* **Task details**: Check every line below for the word "Google" and show those that hold it.

Data records:

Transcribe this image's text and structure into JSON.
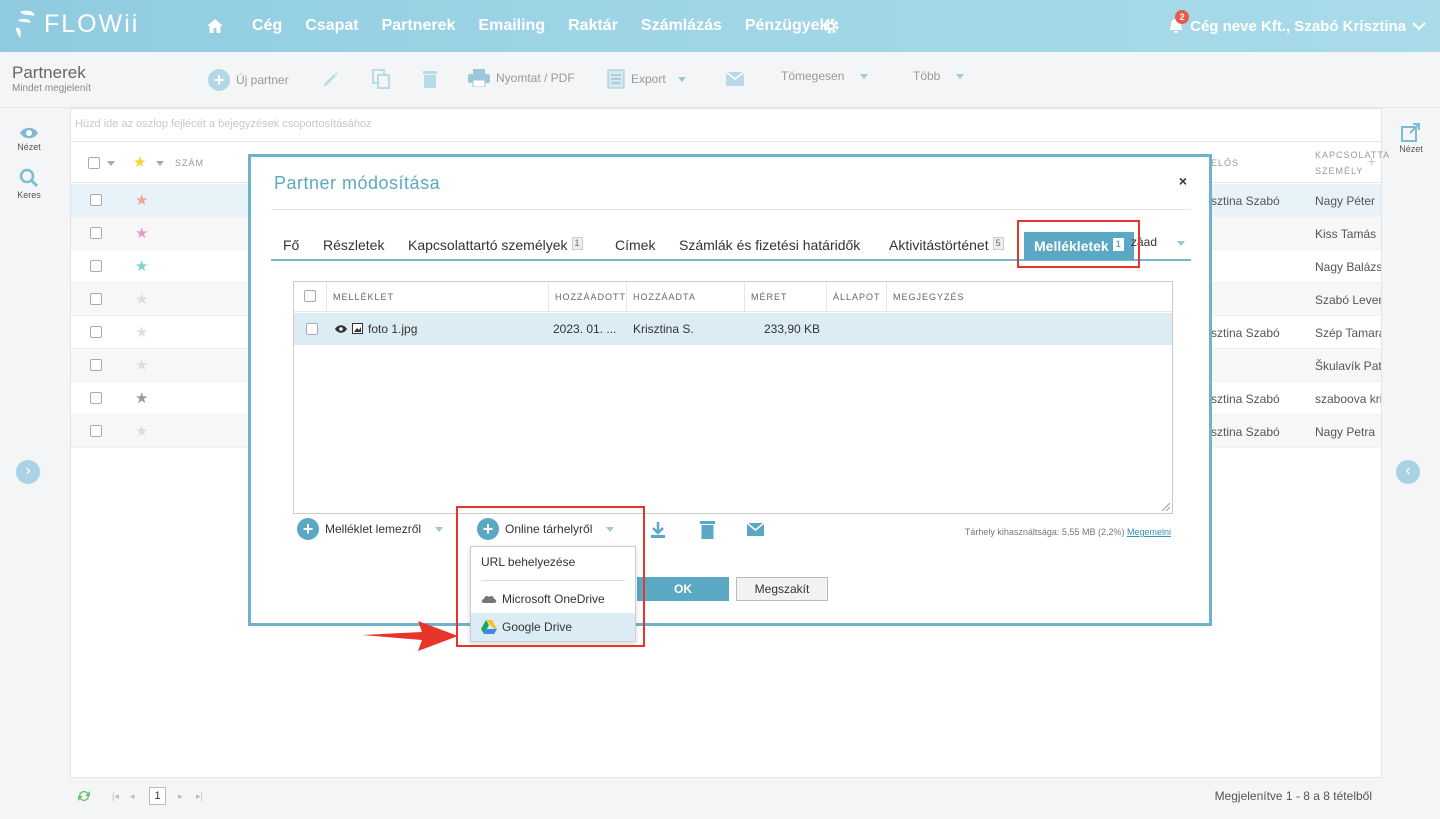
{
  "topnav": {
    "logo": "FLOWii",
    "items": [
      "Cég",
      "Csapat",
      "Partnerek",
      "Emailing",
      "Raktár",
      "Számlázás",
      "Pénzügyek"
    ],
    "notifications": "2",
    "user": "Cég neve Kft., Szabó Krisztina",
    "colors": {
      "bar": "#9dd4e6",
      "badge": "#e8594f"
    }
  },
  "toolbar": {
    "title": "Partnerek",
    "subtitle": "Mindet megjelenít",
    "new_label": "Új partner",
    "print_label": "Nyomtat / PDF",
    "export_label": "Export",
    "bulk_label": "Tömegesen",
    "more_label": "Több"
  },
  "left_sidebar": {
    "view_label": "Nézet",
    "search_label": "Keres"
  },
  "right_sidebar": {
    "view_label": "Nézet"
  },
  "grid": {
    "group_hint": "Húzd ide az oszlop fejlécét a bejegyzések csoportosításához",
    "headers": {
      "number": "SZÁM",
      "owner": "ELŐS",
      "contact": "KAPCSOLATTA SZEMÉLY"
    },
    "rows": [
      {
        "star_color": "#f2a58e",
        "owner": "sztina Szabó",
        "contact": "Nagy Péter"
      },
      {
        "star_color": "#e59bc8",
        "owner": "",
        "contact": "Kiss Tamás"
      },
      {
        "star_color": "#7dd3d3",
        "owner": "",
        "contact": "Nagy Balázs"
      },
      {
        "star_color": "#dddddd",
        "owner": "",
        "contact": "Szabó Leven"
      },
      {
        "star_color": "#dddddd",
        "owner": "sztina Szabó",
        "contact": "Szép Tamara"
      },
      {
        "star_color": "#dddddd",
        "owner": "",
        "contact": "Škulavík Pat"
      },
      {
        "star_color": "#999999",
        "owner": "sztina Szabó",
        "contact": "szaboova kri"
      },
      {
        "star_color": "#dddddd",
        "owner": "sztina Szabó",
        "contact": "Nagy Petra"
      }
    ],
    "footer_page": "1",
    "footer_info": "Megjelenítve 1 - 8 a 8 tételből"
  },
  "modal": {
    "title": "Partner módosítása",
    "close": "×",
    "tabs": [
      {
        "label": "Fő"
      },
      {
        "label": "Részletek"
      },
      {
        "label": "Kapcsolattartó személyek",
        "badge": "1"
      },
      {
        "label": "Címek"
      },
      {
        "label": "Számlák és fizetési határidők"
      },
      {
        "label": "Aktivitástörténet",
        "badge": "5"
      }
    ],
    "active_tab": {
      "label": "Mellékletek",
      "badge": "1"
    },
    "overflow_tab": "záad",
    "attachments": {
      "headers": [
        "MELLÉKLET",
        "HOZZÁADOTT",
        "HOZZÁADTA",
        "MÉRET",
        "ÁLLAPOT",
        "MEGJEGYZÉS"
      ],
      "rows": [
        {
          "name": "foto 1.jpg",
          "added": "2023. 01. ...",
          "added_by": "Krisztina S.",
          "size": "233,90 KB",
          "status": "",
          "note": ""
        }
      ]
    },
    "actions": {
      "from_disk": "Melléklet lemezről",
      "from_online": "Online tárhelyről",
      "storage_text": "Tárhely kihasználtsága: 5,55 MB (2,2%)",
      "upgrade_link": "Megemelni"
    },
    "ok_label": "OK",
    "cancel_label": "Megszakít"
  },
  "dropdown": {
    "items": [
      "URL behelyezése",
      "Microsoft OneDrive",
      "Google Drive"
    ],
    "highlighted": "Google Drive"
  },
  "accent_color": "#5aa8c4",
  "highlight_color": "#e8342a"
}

* **Result of the exercise**:
      "Google Drive"
    "highlighted": "Google Drive"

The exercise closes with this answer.